=== Saved entries ===
====
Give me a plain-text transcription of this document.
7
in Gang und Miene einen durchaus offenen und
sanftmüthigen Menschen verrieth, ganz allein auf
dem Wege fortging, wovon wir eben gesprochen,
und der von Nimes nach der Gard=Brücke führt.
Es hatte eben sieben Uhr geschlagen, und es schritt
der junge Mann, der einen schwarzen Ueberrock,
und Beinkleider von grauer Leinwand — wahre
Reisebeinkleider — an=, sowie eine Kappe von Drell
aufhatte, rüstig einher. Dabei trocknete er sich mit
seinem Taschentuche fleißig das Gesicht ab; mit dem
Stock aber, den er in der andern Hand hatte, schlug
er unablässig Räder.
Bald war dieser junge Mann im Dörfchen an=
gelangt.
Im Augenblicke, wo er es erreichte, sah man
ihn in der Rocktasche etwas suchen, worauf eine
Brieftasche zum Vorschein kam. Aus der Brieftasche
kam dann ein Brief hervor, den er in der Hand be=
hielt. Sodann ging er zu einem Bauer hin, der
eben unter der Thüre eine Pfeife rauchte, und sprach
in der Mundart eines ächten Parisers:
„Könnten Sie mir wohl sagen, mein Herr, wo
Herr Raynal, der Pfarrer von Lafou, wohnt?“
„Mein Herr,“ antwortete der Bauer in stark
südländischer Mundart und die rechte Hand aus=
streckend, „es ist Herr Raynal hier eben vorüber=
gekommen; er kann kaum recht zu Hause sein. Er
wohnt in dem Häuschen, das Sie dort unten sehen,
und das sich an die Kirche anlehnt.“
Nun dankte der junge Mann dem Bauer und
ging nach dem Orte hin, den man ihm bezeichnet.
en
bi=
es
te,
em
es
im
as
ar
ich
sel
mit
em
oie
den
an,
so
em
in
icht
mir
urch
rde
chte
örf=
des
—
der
====
=== Challenge ===
Extract every entry in the listing word for word.

=== Exercise result ===
Give me a plain-text transcription of this document.
7
in Gang und Miene einen durchaus offenen und
sanftmüthigen Menschen verrieth, ganz allein auf
dem Wege fortging, wovon wir eben gesprochen,
und der von Nimes nach der Gard=Brücke führt.
Es hatte eben sieben Uhr geschlagen, und es schritt
der junge Mann, der einen schwarzen Ueberrock,
und Beinkleider von grauer Leinwand — wahre
Reisebeinkleider — an=, sowie eine Kappe von Drell
aufhatte, rüstig einher. Dabei trocknete er sich mit
seinem Taschentuche fleißig das Gesicht ab; mit dem
Stock aber, den er in der andern Hand hatte, schlug
er unablässig Räder.
Bald war dieser junge Mann im Dörfchen an=
gelangt.
Im Augenblicke, wo er es erreichte, sah man
ihn in der Rocktasche etwas suchen, worauf eine
Brieftasche zum Vorschein kam. Aus der Brieftasche
kam dann ein Brief hervor, den er in der Hand be=
hielt. Sodann ging er zu einem Bauer hin, der
eben unter der Thüre eine Pfeife rauchte, und sprach
in der Mundart eines ächten Parisers:
„Könnten Sie mir wohl sagen, mein Herr, wo
Herr Raynal, der Pfarrer von Lafou, wohnt?“
„Mein Herr,“ antwortete der Bauer in stark
südländischer Mundart und die rechte Hand aus=
streckend, „es ist Herr Raynal hier eben vorüber=
gekommen; er kann kaum recht zu Hause sein. Er
wohnt in dem Häuschen, das Sie dort unten sehen,
und das sich an die Kirche anlehnt.“
Nun dankte der junge Mann dem Bauer und
ging nach dem Orte hin, den man ihm bezeichnet.
en
bi=
es
te,
em
es
im
as
ar
ich
sel
mit
em
oie
den
an,
so
em
in
icht
mir
urch
rde
chte
örf=
des
—
der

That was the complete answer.